• **DIRECTIVE**
Your task is to extract every line from the material below exactly.

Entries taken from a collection

== == ==

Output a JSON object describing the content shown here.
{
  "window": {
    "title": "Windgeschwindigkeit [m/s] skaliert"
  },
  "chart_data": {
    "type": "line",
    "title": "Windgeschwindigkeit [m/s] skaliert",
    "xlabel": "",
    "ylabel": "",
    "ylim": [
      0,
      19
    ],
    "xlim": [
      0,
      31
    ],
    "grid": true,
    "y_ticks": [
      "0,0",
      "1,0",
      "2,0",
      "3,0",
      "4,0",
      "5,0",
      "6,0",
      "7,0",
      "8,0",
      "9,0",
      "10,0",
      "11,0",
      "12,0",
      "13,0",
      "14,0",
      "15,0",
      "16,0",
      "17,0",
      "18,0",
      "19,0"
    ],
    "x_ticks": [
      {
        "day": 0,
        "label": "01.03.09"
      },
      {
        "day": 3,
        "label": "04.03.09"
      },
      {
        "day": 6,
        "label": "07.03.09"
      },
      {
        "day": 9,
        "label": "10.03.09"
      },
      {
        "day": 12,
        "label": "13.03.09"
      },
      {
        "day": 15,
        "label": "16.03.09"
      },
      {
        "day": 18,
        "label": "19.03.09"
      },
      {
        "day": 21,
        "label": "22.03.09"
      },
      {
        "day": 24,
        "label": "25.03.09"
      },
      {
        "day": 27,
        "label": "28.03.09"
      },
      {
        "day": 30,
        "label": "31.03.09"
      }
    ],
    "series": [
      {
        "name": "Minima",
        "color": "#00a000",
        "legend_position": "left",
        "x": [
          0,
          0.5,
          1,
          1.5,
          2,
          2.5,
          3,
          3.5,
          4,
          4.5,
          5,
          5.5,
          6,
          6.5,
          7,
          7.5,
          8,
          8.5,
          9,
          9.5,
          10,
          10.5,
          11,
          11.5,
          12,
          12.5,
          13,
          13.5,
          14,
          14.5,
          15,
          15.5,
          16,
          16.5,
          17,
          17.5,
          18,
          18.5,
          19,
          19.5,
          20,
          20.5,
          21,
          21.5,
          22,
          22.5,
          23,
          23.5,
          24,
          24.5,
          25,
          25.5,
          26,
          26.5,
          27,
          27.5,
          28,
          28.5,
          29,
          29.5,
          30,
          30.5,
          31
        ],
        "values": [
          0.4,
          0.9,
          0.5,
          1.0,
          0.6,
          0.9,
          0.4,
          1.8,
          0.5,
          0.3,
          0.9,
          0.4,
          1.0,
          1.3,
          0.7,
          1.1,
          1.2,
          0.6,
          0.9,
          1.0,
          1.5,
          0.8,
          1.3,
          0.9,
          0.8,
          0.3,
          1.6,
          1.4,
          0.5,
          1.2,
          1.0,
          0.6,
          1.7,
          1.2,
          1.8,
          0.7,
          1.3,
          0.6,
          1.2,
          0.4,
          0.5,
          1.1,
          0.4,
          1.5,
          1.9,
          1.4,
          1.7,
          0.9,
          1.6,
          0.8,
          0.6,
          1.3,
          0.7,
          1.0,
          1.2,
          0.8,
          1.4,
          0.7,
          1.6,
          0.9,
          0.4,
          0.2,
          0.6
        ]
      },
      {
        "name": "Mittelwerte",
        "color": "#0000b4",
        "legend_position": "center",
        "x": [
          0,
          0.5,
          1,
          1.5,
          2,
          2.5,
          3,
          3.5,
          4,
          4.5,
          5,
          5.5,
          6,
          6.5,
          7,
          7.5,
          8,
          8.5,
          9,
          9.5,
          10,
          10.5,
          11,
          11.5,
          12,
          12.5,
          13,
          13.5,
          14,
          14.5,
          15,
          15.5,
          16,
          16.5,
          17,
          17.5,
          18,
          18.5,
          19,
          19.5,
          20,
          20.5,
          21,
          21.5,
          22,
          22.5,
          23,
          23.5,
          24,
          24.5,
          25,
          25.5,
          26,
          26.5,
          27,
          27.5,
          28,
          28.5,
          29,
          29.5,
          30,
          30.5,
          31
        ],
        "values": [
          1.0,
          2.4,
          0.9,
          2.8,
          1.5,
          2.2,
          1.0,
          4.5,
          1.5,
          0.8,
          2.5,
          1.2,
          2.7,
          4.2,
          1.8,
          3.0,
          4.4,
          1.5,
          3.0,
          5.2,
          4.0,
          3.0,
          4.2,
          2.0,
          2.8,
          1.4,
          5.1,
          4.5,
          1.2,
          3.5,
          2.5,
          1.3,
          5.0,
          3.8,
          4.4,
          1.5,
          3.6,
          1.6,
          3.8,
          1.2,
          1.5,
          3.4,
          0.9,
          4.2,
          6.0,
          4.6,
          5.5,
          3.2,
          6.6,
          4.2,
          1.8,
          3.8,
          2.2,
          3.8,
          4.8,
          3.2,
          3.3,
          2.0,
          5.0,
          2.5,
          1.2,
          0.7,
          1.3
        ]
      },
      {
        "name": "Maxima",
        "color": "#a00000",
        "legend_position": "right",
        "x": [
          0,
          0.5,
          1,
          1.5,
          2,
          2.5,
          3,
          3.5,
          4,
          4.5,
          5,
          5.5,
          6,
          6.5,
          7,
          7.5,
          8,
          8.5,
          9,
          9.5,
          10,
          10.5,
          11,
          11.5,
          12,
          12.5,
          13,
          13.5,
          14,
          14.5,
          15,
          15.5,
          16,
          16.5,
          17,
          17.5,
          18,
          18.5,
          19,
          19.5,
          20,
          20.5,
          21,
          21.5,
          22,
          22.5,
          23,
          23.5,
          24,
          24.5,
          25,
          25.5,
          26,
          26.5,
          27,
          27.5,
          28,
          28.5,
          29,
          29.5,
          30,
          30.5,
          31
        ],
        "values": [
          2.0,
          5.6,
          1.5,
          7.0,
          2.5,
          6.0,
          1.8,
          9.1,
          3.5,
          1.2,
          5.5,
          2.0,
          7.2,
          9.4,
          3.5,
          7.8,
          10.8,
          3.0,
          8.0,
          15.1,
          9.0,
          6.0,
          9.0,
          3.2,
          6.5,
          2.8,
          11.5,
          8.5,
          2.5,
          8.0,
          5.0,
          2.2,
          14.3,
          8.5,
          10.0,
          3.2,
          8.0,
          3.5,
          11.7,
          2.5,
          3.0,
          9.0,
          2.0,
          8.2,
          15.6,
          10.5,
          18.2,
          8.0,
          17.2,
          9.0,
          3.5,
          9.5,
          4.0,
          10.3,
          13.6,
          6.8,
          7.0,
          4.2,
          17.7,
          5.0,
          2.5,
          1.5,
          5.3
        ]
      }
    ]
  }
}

== == ==

• **FINISHED ANSWER**
Output a JSON object describing the content shown here.
{
  "window": {
    "title": "Windgeschwindigkeit [m/s] skaliert"
  },
  "chart_data": {
    "type": "line",
    "title": "Windgeschwindigkeit [m/s] skaliert",
    "xlabel": "",
    "ylabel": "",
    "ylim": [
      0,
      19
    ],
    "xlim": [
      0,
      31
    ],
    "grid": true,
    "y_ticks": [
      "0,0",
      "1,0",
      "2,0",
      "3,0",
      "4,0",
      "5,0",
      "6,0",
      "7,0",
      "8,0",
      "9,0",
      "10,0",
      "11,0",
      "12,0",
      "13,0",
      "14,0",
      "15,0",
      "16,0",
      "17,0",
      "18,0",
      "19,0"
    ],
    "x_ticks": [
      {
        "day": 0,
        "label": "01.03.09"
      },
      {
        "day": 3,
        "label": "04.03.09"
      },
      {
        "day": 6,
        "label": "07.03.09"
      },
      {
        "day": 9,
        "label": "10.03.09"
      },
      {
        "day": 12,
        "label": "13.03.09"
      },
      {
        "day": 15,
        "label": "16.03.09"
      },
      {
        "day": 18,
        "label": "19.03.09"
      },
      {
        "day": 21,
        "label": "22.03.09"
      },
      {
        "day": 24,
        "label": "25.03.09"
      },
      {
        "day": 27,
        "label": "28.03.09"
      },
      {
        "day": 30,
        "label": "31.03.09"
      }
    ],
    "series": [
      {
        "name": "Minima",
        "color": "#00a000",
        "legend_position": "left",
        "x": [
          0,
          0.5,
          1,
          1.5,
          2,
          2.5,
          3,
          3.5,
          4,
          4.5,
          5,
          5.5,
          6,
          6.5,
          7,
          7.5,
          8,
          8.5,
          9,
          9.5,
          10,
          10.5,
          11,
          11.5,
          12,
          12.5,
          13,
          13.5,
          14,
          14.5,
          15,
          15.5,
          16,
          16.5,
          17,
          17.5,
          18,
          18.5,
          19,
          19.5,
          20,
          20.5,
          21,
          21.5,
          22,
          22.5,
          23,
          23.5,
          24,
          24.5,
          25,
          25.5,
          26,
          26.5,
          27,
          27.5,
          28,
          28.5,
          29,
          29.5,
          30,
          30.5,
          31
        ],
        "values": [
          0.4,
          0.9,
          0.5,
          1.0,
          0.6,
          0.9,
          0.4,
          1.8,
          0.5,
          0.3,
          0.9,
          0.4,
          1.0,
          1.3,
          0.7,
          1.1,
          1.2,
          0.6,
          0.9,
          1.0,
          1.5,
          0.8,
          1.3,
          0.9,
          0.8,
          0.3,
          1.6,
          1.4,
          0.5,
          1.2,
          1.0,
          0.6,
          1.7,
          1.2,
          1.8,
          0.7,
          1.3,
          0.6,
          1.2,
          0.4,
          0.5,
          1.1,
          0.4,
          1.5,
          1.9,
          1.4,
          1.7,
          0.9,
          1.6,
          0.8,
          0.6,
          1.3,
          0.7,
          1.0,
          1.2,
          0.8,
          1.4,
          0.7,
          1.6,
          0.9,
          0.4,
          0.2,
          0.6
        ]
      },
      {
        "name": "Mittelwerte",
        "color": "#0000b4",
        "legend_position": "center",
        "x": [
          0,
          0.5,
          1,
          1.5,
          2,
          2.5,
          3,
          3.5,
          4,
          4.5,
          5,
          5.5,
          6,
          6.5,
          7,
          7.5,
          8,
          8.5,
          9,
          9.5,
          10,
          10.5,
          11,
          11.5,
          12,
          12.5,
          13,
          13.5,
          14,
          14.5,
          15,
          15.5,
          16,
          16.5,
          17,
          17.5,
          18,
          18.5,
          19,
          19.5,
          20,
          20.5,
          21,
          21.5,
          22,
          22.5,
          23,
          23.5,
          24,
          24.5,
          25,
          25.5,
          26,
          26.5,
          27,
          27.5,
          28,
          28.5,
          29,
          29.5,
          30,
          30.5,
          31
        ],
        "values": [
          1.0,
          2.4,
          0.9,
          2.8,
          1.5,
          2.2,
          1.0,
          4.5,
          1.5,
          0.8,
          2.5,
          1.2,
          2.7,
          4.2,
          1.8,
          3.0,
          4.4,
          1.5,
          3.0,
          5.2,
          4.0,
          3.0,
          4.2,
          2.0,
          2.8,
          1.4,
          5.1,
          4.5,
          1.2,
          3.5,
          2.5,
          1.3,
          5.0,
          3.8,
          4.4,
          1.5,
          3.6,
          1.6,
          3.8,
          1.2,
          1.5,
          3.4,
          0.9,
          4.2,
          6.0,
          4.6,
          5.5,
          3.2,
          6.6,
          4.2,
          1.8,
          3.8,
          2.2,
          3.8,
          4.8,
          3.2,
          3.3,
          2.0,
          5.0,
          2.5,
          1.2,
          0.7,
          1.3
        ]
      },
      {
        "name": "Maxima",
        "color": "#a00000",
        "legend_position": "right",
        "x": [
          0,
          0.5,
          1,
          1.5,
          2,
          2.5,
          3,
          3.5,
          4,
          4.5,
          5,
          5.5,
          6,
          6.5,
          7,
          7.5,
          8,
          8.5,
          9,
          9.5,
          10,
          10.5,
          11,
          11.5,
          12,
          12.5,
          13,
          13.5,
          14,
          14.5,
          15,
          15.5,
          16,
          16.5,
          17,
          17.5,
          18,
          18.5,
          19,
          19.5,
          20,
          20.5,
          21,
          21.5,
          22,
          22.5,
          23,
          23.5,
          24,
          24.5,
          25,
          25.5,
          26,
          26.5,
          27,
          27.5,
          28,
          28.5,
          29,
          29.5,
          30,
          30.5,
          31
        ],
        "values": [
          2.0,
          5.6,
          1.5,
          7.0,
          2.5,
          6.0,
          1.8,
          9.1,
          3.5,
          1.2,
          5.5,
          2.0,
          7.2,
          9.4,
          3.5,
          7.8,
          10.8,
          3.0,
          8.0,
          15.1,
          9.0,
          6.0,
          9.0,
          3.2,
          6.5,
          2.8,
          11.5,
          8.5,
          2.5,
          8.0,
          5.0,
          2.2,
          14.3,
          8.5,
          10.0,
          3.2,
          8.0,
          3.5,
          11.7,
          2.5,
          3.0,
          9.0,
          2.0,
          8.2,
          15.6,
          10.5,
          18.2,
          8.0,
          17.2,
          9.0,
          3.5,
          9.5,
          4.0,
          10.3,
          13.6,
          6.8,
          7.0,
          4.2,
          17.7,
          5.0,
          2.5,
          1.5,
          5.3
        ]
      }
    ]
  }
}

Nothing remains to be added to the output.